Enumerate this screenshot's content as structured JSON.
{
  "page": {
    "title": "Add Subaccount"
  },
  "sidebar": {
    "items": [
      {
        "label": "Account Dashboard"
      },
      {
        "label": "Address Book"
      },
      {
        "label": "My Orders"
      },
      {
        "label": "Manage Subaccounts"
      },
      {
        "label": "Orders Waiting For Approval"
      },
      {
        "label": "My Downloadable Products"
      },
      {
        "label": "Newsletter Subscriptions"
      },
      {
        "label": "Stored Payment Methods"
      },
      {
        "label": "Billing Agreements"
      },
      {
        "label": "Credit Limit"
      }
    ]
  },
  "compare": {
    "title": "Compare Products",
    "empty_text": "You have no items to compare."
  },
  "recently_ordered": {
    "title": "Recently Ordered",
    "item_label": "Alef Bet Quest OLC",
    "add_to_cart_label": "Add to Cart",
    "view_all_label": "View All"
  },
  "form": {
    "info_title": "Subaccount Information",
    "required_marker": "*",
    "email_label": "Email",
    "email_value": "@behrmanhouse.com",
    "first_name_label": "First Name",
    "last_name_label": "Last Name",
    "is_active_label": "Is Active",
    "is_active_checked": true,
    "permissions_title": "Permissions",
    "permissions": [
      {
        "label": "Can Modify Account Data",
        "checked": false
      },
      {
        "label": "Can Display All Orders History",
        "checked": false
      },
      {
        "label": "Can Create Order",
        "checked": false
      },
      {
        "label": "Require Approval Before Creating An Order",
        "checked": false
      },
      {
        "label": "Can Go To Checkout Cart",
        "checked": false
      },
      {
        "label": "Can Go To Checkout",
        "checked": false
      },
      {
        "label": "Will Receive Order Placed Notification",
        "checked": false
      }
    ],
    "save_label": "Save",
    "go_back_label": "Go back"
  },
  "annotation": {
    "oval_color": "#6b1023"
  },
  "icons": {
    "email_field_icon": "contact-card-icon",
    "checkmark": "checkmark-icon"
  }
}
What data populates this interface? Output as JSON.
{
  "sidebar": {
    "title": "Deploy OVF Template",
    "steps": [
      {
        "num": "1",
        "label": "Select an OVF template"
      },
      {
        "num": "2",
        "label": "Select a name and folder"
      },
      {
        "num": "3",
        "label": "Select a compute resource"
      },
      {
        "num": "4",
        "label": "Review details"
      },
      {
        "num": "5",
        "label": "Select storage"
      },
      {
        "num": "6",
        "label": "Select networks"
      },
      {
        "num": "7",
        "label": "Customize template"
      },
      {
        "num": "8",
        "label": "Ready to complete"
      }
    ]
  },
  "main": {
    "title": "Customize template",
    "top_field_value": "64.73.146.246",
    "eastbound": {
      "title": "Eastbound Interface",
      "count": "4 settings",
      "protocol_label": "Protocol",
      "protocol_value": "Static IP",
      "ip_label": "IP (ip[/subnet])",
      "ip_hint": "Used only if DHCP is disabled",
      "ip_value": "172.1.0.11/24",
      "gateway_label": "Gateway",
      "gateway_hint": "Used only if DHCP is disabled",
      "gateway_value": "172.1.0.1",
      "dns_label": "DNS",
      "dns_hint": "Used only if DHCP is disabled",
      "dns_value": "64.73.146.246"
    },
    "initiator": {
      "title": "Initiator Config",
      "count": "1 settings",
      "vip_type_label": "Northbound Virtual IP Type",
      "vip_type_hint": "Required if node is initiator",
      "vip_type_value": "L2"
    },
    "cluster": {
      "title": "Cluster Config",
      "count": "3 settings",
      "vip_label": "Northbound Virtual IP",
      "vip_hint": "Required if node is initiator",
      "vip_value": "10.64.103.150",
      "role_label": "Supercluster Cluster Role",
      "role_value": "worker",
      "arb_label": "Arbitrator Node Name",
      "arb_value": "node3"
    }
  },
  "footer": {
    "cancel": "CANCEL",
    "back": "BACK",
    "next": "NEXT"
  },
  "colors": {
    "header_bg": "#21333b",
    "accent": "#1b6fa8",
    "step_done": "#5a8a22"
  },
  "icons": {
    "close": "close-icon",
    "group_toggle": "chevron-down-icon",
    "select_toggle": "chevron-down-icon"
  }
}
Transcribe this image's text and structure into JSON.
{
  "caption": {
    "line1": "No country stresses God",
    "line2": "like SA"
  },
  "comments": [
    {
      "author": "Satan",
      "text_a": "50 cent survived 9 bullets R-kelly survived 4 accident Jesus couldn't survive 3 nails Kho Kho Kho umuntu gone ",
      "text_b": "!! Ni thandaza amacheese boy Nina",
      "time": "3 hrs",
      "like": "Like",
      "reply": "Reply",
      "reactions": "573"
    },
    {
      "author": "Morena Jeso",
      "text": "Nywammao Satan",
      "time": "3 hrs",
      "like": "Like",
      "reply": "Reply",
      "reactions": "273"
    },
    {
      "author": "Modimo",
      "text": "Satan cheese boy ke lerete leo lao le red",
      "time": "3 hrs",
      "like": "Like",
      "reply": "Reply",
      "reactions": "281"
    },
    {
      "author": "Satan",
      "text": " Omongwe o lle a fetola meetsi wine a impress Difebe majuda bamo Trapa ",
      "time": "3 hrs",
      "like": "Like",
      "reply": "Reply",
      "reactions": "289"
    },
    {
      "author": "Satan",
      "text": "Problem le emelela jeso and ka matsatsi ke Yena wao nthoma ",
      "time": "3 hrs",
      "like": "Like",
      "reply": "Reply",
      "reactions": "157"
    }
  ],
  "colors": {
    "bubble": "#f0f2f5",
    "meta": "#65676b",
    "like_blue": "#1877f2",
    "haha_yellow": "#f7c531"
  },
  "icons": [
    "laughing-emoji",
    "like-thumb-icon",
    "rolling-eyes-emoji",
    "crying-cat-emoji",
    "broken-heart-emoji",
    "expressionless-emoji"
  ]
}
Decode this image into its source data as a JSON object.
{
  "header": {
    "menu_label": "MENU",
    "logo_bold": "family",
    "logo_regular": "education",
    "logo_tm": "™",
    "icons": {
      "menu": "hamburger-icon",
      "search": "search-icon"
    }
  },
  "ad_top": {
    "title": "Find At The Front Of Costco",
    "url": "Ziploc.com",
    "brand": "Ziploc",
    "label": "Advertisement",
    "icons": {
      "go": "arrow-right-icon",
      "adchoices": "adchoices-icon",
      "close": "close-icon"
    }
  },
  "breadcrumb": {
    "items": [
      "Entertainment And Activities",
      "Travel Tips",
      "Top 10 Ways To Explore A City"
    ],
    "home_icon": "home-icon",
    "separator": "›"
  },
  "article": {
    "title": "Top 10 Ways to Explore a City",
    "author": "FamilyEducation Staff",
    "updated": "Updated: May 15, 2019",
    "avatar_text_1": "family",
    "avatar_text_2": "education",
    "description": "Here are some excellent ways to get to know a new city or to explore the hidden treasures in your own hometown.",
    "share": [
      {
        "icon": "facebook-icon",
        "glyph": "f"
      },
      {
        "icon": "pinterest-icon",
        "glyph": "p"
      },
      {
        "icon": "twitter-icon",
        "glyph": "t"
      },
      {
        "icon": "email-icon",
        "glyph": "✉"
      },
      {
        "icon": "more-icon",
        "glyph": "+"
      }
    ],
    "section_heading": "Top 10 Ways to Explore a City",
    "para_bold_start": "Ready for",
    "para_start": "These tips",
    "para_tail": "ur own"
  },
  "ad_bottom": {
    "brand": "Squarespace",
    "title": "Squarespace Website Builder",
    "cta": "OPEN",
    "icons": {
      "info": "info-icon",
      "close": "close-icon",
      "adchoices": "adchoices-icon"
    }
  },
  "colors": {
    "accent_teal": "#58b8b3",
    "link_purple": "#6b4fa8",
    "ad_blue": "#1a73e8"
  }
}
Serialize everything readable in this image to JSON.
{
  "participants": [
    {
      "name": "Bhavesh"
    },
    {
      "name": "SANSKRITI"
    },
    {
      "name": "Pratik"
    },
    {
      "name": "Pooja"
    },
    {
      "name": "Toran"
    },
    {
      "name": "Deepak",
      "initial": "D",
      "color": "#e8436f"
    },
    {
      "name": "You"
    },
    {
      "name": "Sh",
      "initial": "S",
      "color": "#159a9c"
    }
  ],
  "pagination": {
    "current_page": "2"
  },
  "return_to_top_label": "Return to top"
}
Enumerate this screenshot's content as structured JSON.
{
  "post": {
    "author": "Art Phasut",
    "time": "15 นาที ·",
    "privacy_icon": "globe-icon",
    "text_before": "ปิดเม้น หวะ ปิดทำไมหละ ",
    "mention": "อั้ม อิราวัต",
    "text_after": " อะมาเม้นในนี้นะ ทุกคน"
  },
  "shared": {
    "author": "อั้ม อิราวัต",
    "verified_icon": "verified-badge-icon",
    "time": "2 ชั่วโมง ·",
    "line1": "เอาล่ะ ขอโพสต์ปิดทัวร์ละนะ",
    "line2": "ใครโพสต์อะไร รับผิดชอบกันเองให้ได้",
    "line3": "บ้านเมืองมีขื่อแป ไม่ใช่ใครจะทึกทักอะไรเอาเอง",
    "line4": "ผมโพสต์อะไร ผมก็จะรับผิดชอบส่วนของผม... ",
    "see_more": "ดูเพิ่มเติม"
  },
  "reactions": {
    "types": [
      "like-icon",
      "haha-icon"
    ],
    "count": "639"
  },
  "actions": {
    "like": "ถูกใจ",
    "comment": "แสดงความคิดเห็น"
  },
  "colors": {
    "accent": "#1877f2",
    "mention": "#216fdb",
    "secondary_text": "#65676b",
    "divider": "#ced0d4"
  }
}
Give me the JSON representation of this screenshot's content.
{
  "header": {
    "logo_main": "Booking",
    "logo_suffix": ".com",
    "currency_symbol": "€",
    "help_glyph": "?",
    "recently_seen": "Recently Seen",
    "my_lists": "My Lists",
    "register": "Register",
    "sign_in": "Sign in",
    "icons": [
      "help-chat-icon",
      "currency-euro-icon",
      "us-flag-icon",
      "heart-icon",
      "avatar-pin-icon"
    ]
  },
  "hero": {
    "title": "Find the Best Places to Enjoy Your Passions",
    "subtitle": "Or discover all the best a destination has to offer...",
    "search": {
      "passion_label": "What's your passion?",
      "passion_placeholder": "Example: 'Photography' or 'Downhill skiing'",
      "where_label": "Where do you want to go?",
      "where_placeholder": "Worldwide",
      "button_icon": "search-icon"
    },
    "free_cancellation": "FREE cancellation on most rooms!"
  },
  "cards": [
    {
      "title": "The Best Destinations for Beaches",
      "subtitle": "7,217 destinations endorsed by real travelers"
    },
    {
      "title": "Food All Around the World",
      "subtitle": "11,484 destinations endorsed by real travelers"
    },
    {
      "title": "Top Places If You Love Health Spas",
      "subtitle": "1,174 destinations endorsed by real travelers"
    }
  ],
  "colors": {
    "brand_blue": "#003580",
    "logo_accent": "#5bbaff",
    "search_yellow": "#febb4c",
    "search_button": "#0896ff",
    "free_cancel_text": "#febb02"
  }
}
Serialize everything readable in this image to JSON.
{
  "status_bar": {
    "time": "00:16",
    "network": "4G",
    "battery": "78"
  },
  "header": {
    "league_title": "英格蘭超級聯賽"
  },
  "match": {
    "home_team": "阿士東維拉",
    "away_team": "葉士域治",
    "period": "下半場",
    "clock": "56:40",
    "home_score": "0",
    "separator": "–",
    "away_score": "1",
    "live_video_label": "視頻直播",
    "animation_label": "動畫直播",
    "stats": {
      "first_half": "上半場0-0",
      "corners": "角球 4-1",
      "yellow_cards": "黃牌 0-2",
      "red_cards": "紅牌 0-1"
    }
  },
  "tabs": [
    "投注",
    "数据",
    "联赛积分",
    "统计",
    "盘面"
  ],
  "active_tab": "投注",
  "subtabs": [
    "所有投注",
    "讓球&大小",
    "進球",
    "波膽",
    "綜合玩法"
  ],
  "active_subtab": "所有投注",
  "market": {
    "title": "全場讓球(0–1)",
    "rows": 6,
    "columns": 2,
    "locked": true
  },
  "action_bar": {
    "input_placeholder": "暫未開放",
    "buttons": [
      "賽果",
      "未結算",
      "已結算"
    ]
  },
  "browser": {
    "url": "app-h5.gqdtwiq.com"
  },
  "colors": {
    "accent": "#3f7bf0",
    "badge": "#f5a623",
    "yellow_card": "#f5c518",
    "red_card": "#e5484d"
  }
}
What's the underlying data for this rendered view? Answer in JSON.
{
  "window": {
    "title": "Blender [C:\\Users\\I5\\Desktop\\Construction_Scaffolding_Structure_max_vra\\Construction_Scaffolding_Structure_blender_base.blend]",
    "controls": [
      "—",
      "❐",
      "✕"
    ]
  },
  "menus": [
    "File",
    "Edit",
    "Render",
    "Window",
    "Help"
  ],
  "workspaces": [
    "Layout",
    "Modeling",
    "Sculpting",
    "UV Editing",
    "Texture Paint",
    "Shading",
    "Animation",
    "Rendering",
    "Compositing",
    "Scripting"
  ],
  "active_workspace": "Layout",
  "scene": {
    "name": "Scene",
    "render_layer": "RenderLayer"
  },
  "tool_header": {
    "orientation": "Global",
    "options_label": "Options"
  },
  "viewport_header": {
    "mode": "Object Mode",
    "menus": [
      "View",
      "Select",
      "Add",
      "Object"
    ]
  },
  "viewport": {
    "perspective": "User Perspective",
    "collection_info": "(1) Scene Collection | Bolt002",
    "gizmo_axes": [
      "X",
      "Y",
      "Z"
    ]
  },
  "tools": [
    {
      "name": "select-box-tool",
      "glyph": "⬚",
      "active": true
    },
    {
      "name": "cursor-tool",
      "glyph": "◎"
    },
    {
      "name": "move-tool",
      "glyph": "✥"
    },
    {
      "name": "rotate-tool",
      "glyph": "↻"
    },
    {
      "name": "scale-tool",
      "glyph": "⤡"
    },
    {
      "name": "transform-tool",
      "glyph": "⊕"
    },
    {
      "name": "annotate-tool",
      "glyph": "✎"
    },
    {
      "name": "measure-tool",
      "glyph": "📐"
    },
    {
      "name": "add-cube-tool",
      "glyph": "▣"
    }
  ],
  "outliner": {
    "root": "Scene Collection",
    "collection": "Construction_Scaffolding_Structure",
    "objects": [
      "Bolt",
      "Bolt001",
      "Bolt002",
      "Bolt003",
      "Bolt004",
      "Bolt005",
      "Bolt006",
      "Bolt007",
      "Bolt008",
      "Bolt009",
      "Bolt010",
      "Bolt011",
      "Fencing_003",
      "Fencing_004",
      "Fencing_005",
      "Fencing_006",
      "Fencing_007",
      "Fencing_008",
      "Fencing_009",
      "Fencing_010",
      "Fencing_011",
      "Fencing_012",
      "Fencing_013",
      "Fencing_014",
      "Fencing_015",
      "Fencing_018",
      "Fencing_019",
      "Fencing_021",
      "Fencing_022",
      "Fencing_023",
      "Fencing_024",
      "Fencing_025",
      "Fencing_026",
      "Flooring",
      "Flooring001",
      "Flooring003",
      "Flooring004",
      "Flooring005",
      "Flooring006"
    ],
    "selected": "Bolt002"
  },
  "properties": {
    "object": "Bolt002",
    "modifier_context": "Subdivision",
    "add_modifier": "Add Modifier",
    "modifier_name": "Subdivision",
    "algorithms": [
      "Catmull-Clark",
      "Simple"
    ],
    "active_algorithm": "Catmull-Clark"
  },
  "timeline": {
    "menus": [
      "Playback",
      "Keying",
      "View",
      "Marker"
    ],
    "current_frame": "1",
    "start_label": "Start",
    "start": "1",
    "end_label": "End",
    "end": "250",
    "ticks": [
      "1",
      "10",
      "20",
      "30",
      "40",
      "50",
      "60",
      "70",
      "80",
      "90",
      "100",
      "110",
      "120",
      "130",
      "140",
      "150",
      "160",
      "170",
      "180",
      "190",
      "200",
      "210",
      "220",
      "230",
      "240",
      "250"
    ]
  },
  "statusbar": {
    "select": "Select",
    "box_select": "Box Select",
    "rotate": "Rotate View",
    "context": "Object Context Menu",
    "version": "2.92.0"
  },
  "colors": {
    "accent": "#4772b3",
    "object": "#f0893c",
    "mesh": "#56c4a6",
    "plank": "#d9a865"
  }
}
______
Aim: Say how many lines of the data include the word "only". Respond with the number alone.

Result of this task: 3